PROBLEM:
Lift every line from the entries that includes the word "Network".

DATASET RECORDS:
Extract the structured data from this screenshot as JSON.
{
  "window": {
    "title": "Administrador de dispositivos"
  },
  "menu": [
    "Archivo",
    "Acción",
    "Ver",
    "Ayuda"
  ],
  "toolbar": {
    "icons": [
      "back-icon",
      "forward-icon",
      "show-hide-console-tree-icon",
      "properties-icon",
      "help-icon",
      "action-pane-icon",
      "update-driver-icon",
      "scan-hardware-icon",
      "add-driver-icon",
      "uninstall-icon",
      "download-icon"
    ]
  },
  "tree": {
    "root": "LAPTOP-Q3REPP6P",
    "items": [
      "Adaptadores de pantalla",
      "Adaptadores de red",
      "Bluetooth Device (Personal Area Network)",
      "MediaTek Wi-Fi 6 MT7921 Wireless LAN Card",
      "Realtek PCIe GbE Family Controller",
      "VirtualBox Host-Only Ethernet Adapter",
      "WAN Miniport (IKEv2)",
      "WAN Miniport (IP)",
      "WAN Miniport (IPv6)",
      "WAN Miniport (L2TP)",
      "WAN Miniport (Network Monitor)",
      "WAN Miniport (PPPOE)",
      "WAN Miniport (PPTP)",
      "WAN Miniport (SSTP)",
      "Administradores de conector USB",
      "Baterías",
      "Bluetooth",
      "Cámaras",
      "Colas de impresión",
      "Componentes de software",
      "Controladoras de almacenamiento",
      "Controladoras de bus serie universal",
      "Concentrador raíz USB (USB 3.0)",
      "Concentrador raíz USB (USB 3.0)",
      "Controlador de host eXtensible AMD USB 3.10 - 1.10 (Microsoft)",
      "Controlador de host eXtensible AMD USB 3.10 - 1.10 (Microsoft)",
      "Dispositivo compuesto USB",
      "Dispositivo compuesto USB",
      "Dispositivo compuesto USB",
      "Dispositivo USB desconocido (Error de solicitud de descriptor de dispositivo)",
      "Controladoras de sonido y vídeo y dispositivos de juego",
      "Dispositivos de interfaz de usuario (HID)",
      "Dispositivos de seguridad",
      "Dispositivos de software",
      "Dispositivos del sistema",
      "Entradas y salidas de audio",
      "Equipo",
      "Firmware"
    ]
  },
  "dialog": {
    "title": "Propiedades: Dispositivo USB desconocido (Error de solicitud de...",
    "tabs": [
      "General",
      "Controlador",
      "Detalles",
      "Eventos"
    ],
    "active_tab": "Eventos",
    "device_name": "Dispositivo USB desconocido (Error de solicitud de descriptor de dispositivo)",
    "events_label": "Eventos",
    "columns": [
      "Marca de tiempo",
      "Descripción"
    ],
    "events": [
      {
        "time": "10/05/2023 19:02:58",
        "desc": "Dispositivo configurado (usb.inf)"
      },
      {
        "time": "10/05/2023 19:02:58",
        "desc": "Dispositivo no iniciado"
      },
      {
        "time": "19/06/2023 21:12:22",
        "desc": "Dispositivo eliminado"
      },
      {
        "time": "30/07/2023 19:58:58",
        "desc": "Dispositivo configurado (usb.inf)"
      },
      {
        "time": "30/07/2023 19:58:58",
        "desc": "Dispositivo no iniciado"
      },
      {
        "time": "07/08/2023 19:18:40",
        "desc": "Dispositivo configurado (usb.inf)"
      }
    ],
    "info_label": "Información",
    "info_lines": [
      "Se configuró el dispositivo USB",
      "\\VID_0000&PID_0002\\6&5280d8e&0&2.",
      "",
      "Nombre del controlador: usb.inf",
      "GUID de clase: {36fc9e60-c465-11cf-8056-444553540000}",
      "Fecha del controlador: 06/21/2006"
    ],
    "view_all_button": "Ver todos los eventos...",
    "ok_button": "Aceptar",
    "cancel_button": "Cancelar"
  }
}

WRITTEN REPLY:
      "Bluetooth Device (Personal Area Network)",
      "WAN Miniport (Network Monitor)",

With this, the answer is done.